*SET PROBLEM:* Print the entries below in their entirety, exactly as they are written.

*ITEMS:*
------------------------------

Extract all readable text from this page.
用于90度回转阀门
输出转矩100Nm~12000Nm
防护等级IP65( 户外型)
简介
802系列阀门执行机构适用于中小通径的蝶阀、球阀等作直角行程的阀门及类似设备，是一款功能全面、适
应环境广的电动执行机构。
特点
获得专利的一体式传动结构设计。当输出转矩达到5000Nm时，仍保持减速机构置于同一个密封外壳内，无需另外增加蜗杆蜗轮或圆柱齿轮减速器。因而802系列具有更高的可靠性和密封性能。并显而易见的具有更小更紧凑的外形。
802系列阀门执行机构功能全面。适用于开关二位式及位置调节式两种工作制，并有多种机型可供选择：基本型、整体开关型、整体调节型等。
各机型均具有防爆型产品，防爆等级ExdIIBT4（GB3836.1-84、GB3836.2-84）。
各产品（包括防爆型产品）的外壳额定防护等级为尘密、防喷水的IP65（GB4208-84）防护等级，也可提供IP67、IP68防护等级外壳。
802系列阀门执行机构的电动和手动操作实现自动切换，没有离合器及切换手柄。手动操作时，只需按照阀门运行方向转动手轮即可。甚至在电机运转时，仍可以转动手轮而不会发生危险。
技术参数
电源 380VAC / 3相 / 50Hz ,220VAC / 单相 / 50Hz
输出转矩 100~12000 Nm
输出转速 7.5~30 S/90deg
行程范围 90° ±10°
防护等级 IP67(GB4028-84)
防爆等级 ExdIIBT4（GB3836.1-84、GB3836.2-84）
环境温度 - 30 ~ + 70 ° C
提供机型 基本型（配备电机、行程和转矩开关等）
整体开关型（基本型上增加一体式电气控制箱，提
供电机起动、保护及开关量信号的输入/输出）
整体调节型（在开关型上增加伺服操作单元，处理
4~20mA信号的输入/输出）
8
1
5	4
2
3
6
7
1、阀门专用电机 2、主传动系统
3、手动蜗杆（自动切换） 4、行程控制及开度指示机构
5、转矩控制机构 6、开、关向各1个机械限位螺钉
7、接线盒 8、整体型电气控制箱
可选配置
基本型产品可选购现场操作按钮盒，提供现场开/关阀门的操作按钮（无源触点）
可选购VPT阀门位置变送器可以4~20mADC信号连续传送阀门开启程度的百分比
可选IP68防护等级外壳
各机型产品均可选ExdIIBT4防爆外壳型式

------------------------------

*EXERCISE RESPONSE:*
Extract all readable text from this page.
用于90度回转阀门
输出转矩100Nm~12000Nm
防护等级IP65( 户外型)
简介
802系列阀门执行机构适用于中小通径的蝶阀、球阀等作直角行程的阀门及类似设备，是一款功能全面、适
应环境广的电动执行机构。
特点
获得专利的一体式传动结构设计。当输出转矩达到5000Nm时，仍保持减速机构置于同一个密封外壳内，无需另外增加蜗杆蜗轮或圆柱齿轮减速器。因而802系列具有更高的可靠性和密封性能。并显而易见的具有更小更紧凑的外形。
802系列阀门执行机构功能全面。适用于开关二位式及位置调节式两种工作制，并有多种机型可供选择：基本型、整体开关型、整体调节型等。
各机型均具有防爆型产品，防爆等级ExdIIBT4（GB3836.1-84、GB3836.2-84）。
各产品（包括防爆型产品）的外壳额定防护等级为尘密、防喷水的IP65（GB4208-84）防护等级，也可提供IP67、IP68防护等级外壳。
802系列阀门执行机构的电动和手动操作实现自动切换，没有离合器及切换手柄。手动操作时，只需按照阀门运行方向转动手轮即可。甚至在电机运转时，仍可以转动手轮而不会发生危险。
技术参数
电源 380VAC / 3相 / 50Hz ,220VAC / 单相 / 50Hz
输出转矩 100~12000 Nm
输出转速 7.5~30 S/90deg
行程范围 90° ±10°
防护等级 IP67(GB4028-84)
防爆等级 ExdIIBT4（GB3836.1-84、GB3836.2-84）
环境温度 - 30 ~ + 70 ° C
提供机型 基本型（配备电机、行程和转矩开关等）
整体开关型（基本型上增加一体式电气控制箱，提
供电机起动、保护及开关量信号的输入/输出）
整体调节型（在开关型上增加伺服操作单元，处理
4~20mA信号的输入/输出）
8
1
5	4
2
3
6
7
1、阀门专用电机 2、主传动系统
3、手动蜗杆（自动切换） 4、行程控制及开度指示机构
5、转矩控制机构 6、开、关向各1个机械限位螺钉
7、接线盒 8、整体型电气控制箱
可选配置
基本型产品可选购现场操作按钮盒，提供现场开/关阀门的操作按钮（无源触点）
可选购VPT阀门位置变送器可以4~20mADC信号连续传送阀门开启程度的百分比
可选IP68防护等级外壳
各机型产品均可选ExdIIBT4防爆外壳型式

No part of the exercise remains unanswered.